Dataset rows ::
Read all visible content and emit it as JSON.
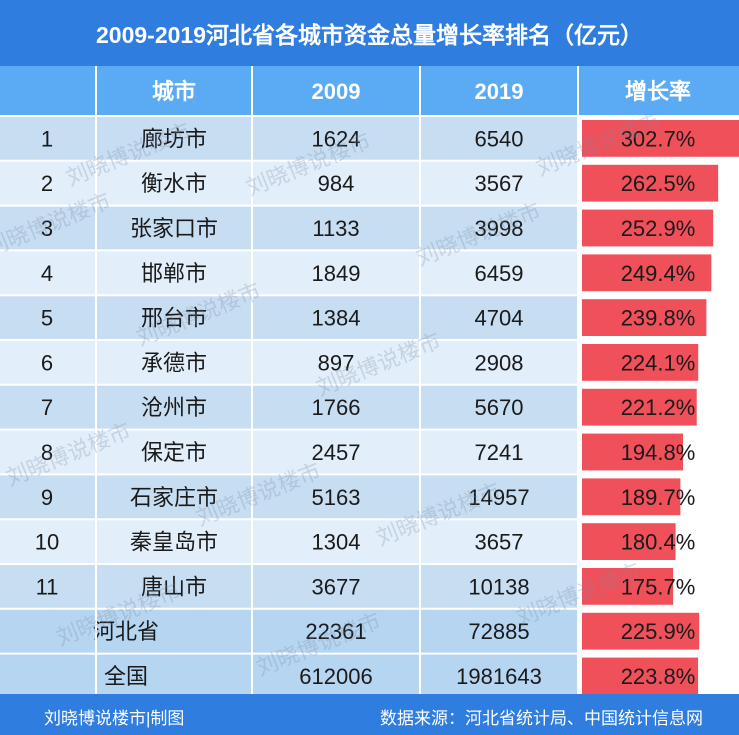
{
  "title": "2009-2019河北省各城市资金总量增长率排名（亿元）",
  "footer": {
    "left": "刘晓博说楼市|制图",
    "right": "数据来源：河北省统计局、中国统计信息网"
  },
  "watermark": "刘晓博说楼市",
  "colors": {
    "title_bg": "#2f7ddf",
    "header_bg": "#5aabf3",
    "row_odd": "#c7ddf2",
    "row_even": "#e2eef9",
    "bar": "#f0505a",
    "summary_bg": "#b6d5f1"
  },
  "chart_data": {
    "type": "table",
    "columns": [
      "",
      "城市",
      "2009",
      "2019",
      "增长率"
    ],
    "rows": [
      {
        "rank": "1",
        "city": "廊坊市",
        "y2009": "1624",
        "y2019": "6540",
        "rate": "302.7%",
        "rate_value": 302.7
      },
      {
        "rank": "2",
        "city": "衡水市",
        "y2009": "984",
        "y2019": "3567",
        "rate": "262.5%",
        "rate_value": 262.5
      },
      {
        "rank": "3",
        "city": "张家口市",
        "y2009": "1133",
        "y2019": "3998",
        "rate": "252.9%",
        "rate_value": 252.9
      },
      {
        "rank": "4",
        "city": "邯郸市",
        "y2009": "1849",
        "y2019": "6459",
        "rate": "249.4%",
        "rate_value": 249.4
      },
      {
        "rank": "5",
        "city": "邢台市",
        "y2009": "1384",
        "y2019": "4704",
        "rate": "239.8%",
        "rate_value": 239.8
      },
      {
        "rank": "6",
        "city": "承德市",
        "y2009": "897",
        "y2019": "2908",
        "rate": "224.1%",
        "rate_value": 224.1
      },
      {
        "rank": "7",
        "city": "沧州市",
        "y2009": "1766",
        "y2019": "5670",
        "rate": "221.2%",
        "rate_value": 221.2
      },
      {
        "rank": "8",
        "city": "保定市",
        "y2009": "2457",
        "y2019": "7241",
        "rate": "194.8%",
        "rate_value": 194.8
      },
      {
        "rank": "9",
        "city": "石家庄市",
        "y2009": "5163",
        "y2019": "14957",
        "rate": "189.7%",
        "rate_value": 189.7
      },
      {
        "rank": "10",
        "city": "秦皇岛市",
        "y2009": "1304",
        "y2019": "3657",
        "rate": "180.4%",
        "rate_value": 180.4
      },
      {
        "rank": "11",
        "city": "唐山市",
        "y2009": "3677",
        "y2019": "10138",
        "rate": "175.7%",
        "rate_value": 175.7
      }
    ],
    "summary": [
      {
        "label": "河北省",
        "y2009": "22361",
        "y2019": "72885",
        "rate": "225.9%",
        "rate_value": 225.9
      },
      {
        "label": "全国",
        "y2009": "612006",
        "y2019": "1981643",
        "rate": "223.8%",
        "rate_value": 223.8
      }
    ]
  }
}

Given problem ::
Each line of the data should be quoted exactly, with pictures left out.

Response to the exercise ::
Read all visible content and emit it as JSON.
{
  "title": "2009-2019河北省各城市资金总量增长率排名（亿元）",
  "footer": {
    "left": "刘晓博说楼市|制图",
    "right": "数据来源：河北省统计局、中国统计信息网"
  },
  "watermark": "刘晓博说楼市",
  "colors": {
    "title_bg": "#2f7ddf",
    "header_bg": "#5aabf3",
    "row_odd": "#c7ddf2",
    "row_even": "#e2eef9",
    "bar": "#f0505a",
    "summary_bg": "#b6d5f1"
  },
  "chart_data": {
    "type": "table",
    "columns": [
      "",
      "城市",
      "2009",
      "2019",
      "增长率"
    ],
    "rows": [
      {
        "rank": "1",
        "city": "廊坊市",
        "y2009": "1624",
        "y2019": "6540",
        "rate": "302.7%",
        "rate_value": 302.7
      },
      {
        "rank": "2",
        "city": "衡水市",
        "y2009": "984",
        "y2019": "3567",
        "rate": "262.5%",
        "rate_value": 262.5
      },
      {
        "rank": "3",
        "city": "张家口市",
        "y2009": "1133",
        "y2019": "3998",
        "rate": "252.9%",
        "rate_value": 252.9
      },
      {
        "rank": "4",
        "city": "邯郸市",
        "y2009": "1849",
        "y2019": "6459",
        "rate": "249.4%",
        "rate_value": 249.4
      },
      {
        "rank": "5",
        "city": "邢台市",
        "y2009": "1384",
        "y2019": "4704",
        "rate": "239.8%",
        "rate_value": 239.8
      },
      {
        "rank": "6",
        "city": "承德市",
        "y2009": "897",
        "y2019": "2908",
        "rate": "224.1%",
        "rate_value": 224.1
      },
      {
        "rank": "7",
        "city": "沧州市",
        "y2009": "1766",
        "y2019": "5670",
        "rate": "221.2%",
        "rate_value": 221.2
      },
      {
        "rank": "8",
        "city": "保定市",
        "y2009": "2457",
        "y2019": "7241",
        "rate": "194.8%",
        "rate_value": 194.8
      },
      {
        "rank": "9",
        "city": "石家庄市",
        "y2009": "5163",
        "y2019": "14957",
        "rate": "189.7%",
        "rate_value": 189.7
      },
      {
        "rank": "10",
        "city": "秦皇岛市",
        "y2009": "1304",
        "y2019": "3657",
        "rate": "180.4%",
        "rate_value": 180.4
      },
      {
        "rank": "11",
        "city": "唐山市",
        "y2009": "3677",
        "y2019": "10138",
        "rate": "175.7%",
        "rate_value": 175.7
      }
    ],
    "summary": [
      {
        "label": "河北省",
        "y2009": "22361",
        "y2019": "72885",
        "rate": "225.9%",
        "rate_value": 225.9
      },
      {
        "label": "全国",
        "y2009": "612006",
        "y2019": "1981643",
        "rate": "223.8%",
        "rate_value": 223.8
      }
    ]
  }
}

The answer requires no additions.